DATA SECTION:

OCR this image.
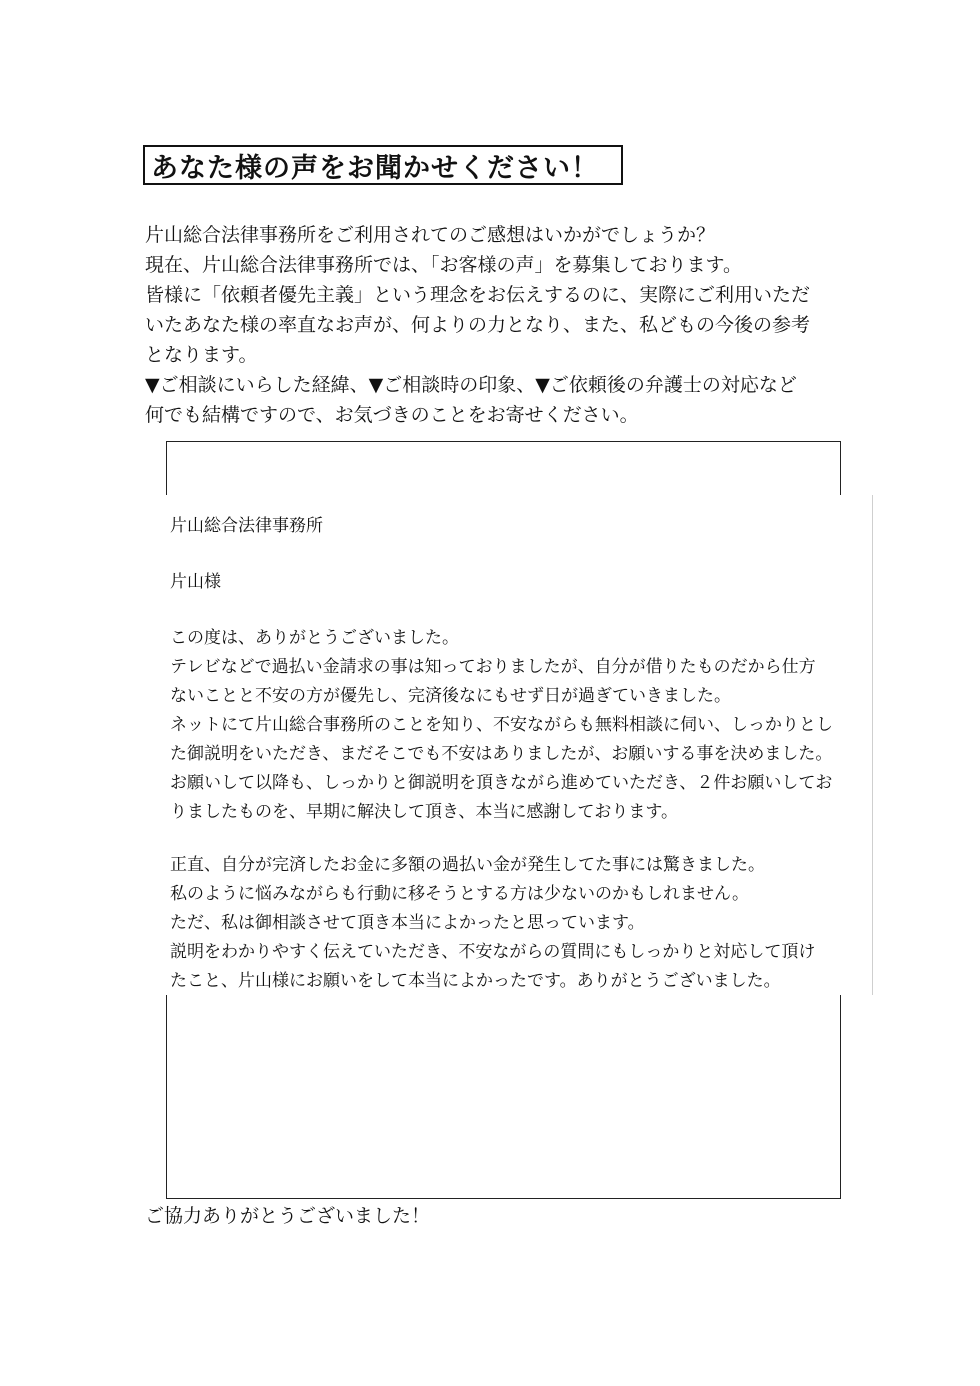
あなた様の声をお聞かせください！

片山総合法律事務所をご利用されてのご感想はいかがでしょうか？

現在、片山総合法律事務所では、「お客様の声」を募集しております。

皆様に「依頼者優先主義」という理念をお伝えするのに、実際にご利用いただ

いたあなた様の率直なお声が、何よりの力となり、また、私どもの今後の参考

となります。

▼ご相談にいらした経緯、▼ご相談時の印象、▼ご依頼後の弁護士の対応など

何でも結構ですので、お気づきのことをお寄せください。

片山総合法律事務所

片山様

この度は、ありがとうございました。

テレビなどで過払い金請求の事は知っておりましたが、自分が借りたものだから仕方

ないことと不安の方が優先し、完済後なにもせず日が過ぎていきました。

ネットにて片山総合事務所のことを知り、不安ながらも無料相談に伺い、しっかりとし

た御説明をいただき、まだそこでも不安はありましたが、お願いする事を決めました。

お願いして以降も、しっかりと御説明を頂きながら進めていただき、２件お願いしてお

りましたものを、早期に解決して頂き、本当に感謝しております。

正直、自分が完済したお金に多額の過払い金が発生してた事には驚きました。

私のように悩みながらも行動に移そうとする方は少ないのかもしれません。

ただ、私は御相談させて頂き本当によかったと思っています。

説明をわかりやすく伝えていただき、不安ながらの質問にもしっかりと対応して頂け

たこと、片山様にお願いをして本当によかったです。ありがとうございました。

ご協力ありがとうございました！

WHAT THIS TASK INVOLVES: Repeat all the records above exactly, leaving out any pictures.

EXPECTED ANSWER:
OCR this image.
あなた様の声をお聞かせください！

片山総合法律事務所をご利用されてのご感想はいかがでしょうか？

現在、片山総合法律事務所では、「お客様の声」を募集しております。

皆様に「依頼者優先主義」という理念をお伝えするのに、実際にご利用いただ

いたあなた様の率直なお声が、何よりの力となり、また、私どもの今後の参考

となります。

▼ご相談にいらした経緯、▼ご相談時の印象、▼ご依頼後の弁護士の対応など

何でも結構ですので、お気づきのことをお寄せください。

片山総合法律事務所

片山様

この度は、ありがとうございました。

テレビなどで過払い金請求の事は知っておりましたが、自分が借りたものだから仕方

ないことと不安の方が優先し、完済後なにもせず日が過ぎていきました。

ネットにて片山総合事務所のことを知り、不安ながらも無料相談に伺い、しっかりとし

た御説明をいただき、まだそこでも不安はありましたが、お願いする事を決めました。

お願いして以降も、しっかりと御説明を頂きながら進めていただき、２件お願いしてお

りましたものを、早期に解決して頂き、本当に感謝しております。

正直、自分が完済したお金に多額の過払い金が発生してた事には驚きました。

私のように悩みながらも行動に移そうとする方は少ないのかもしれません。

ただ、私は御相談させて頂き本当によかったと思っています。

説明をわかりやすく伝えていただき、不安ながらの質問にもしっかりと対応して頂け

たこと、片山様にお願いをして本当によかったです。ありがとうございました。

ご協力ありがとうございました！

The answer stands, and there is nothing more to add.